======== Records shown
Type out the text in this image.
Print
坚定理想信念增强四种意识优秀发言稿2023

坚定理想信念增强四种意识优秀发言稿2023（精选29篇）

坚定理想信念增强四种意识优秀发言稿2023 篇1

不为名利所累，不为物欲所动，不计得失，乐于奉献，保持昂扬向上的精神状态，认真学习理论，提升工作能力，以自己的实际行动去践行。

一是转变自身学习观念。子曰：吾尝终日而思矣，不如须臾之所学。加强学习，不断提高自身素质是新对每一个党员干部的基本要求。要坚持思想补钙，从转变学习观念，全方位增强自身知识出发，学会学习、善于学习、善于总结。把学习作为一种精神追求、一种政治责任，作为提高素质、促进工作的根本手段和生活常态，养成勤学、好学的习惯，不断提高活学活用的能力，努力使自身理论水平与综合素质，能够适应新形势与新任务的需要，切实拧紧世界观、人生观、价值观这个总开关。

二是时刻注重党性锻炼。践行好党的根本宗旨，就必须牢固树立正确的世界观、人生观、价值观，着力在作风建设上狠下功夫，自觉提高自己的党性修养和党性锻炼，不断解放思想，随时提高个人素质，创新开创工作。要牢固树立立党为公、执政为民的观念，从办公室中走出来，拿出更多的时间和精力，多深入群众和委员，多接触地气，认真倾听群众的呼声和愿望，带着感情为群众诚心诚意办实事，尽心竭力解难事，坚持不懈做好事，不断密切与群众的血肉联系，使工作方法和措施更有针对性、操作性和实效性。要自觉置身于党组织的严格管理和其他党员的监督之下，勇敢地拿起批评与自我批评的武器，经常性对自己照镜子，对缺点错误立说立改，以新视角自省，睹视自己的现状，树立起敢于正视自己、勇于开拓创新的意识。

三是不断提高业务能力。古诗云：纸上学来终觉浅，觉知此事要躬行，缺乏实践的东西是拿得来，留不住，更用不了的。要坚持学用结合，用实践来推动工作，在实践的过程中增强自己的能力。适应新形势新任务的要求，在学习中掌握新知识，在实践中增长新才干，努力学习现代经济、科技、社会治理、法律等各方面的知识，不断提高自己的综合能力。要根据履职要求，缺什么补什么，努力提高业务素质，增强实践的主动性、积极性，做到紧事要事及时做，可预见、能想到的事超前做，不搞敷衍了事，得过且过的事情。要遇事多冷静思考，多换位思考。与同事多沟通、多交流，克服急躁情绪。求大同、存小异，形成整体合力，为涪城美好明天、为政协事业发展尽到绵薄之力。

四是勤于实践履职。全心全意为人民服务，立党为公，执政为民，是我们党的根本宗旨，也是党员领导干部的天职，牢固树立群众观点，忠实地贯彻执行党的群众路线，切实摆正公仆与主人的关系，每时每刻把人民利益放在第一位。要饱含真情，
================
======== Records shown
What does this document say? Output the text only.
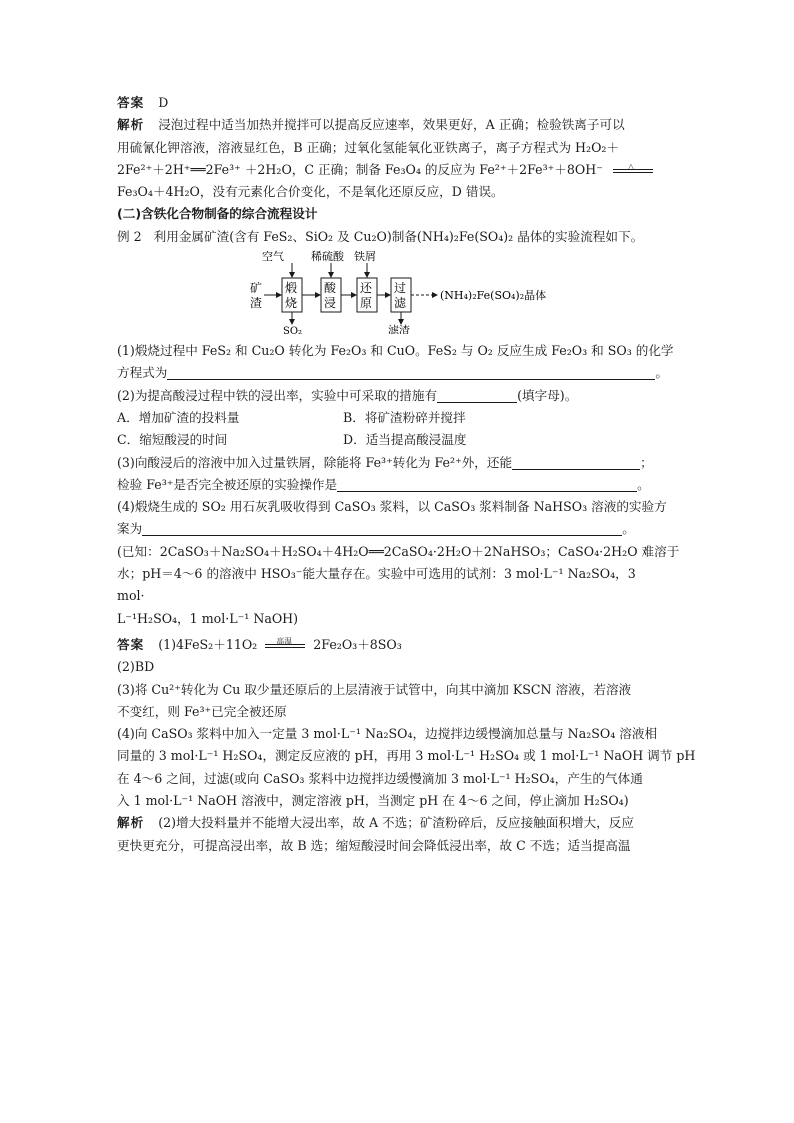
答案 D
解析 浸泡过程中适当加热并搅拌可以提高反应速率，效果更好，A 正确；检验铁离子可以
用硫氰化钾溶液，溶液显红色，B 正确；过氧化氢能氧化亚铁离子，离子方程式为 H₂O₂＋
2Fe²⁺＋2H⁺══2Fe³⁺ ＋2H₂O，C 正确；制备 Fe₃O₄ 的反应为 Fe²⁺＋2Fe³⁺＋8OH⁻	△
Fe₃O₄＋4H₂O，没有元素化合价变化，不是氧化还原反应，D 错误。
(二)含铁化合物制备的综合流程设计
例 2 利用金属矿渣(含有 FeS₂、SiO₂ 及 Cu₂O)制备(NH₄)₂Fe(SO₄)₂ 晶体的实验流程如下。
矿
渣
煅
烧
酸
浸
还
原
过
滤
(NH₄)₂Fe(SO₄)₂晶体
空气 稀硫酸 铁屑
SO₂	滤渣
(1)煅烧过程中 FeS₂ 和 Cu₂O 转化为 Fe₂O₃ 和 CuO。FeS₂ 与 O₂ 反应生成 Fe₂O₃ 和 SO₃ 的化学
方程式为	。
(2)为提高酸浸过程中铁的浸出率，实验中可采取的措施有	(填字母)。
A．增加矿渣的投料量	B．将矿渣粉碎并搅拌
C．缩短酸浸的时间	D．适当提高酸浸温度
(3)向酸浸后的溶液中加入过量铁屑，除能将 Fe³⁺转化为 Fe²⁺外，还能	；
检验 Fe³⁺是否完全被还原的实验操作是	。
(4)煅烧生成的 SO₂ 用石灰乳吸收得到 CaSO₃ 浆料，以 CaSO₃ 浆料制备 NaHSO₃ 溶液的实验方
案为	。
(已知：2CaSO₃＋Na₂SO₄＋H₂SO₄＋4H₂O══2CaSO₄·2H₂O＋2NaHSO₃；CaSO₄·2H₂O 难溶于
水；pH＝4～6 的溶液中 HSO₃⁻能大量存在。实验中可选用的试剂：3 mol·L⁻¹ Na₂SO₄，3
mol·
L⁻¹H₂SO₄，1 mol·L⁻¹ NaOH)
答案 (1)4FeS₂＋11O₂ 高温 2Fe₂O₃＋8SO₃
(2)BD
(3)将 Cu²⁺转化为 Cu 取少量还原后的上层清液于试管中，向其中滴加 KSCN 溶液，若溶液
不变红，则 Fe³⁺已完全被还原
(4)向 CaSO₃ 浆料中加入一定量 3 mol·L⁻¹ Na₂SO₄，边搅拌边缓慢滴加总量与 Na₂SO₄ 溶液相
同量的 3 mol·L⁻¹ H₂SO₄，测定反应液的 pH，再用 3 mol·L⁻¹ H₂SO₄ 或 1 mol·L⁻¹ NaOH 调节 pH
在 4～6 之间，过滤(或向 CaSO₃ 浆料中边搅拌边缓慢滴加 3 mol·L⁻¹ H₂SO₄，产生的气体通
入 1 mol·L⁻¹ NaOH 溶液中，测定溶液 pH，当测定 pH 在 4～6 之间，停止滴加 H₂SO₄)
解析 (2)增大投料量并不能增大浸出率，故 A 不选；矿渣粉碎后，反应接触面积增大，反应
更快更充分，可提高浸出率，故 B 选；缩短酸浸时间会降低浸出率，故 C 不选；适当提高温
================
======== Records shown
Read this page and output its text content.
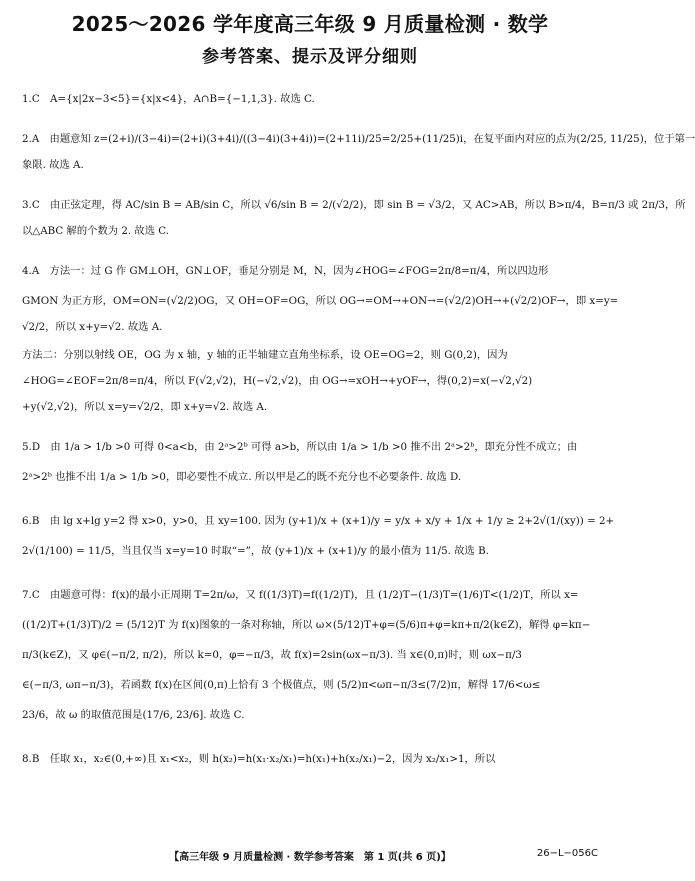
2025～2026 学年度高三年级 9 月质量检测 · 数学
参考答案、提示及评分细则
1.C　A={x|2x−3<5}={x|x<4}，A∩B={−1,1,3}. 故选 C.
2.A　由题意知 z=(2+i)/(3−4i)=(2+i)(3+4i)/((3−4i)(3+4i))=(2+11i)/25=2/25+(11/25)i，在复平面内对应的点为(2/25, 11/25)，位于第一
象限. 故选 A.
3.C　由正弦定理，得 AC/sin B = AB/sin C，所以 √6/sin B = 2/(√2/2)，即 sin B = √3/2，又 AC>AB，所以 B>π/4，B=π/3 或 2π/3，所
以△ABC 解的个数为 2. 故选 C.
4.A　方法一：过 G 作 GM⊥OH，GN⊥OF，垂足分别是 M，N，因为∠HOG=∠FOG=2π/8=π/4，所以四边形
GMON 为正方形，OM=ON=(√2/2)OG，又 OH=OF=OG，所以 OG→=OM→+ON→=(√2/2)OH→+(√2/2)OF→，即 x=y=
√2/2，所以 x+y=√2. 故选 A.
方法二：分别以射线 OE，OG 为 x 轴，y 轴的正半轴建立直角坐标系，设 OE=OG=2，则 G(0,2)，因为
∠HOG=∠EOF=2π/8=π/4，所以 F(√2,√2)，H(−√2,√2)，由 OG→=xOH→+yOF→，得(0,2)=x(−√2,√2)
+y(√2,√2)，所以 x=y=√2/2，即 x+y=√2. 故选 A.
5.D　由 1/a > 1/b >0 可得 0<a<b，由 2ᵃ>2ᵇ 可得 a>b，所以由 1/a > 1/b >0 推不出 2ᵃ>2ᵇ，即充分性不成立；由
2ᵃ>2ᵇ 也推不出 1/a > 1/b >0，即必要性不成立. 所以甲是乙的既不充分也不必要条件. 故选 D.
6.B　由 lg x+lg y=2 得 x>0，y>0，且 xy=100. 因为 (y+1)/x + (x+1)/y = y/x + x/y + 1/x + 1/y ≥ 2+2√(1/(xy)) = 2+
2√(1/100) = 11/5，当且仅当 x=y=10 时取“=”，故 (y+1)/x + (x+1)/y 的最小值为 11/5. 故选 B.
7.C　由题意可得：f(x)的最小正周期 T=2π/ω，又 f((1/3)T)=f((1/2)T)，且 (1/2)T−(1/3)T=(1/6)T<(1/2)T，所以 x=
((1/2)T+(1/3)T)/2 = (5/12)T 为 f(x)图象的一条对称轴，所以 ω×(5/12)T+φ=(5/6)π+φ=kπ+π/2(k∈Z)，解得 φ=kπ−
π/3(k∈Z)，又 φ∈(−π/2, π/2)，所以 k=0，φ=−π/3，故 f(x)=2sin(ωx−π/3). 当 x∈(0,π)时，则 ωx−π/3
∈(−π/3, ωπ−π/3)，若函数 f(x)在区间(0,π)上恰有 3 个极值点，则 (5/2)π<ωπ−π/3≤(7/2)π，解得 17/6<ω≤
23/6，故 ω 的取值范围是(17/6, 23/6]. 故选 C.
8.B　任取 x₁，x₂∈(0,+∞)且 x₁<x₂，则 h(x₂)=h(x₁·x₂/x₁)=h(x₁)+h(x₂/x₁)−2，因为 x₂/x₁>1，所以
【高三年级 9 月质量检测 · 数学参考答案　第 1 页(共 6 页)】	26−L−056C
================
**Written task:**
Extract from the data every line where "Fe₃O₄" shows up.

**Final answer:**
2Fe²⁺＋2H⁺══2Fe³⁺ ＋2H₂O，C 正确；制备 Fe₃O₄ 的反应为 Fe²⁺＋2Fe³⁺＋8OH⁻	△
Fe₃O₄＋4H₂O，没有元素化合价变化，不是氧化还原反应，D 错误。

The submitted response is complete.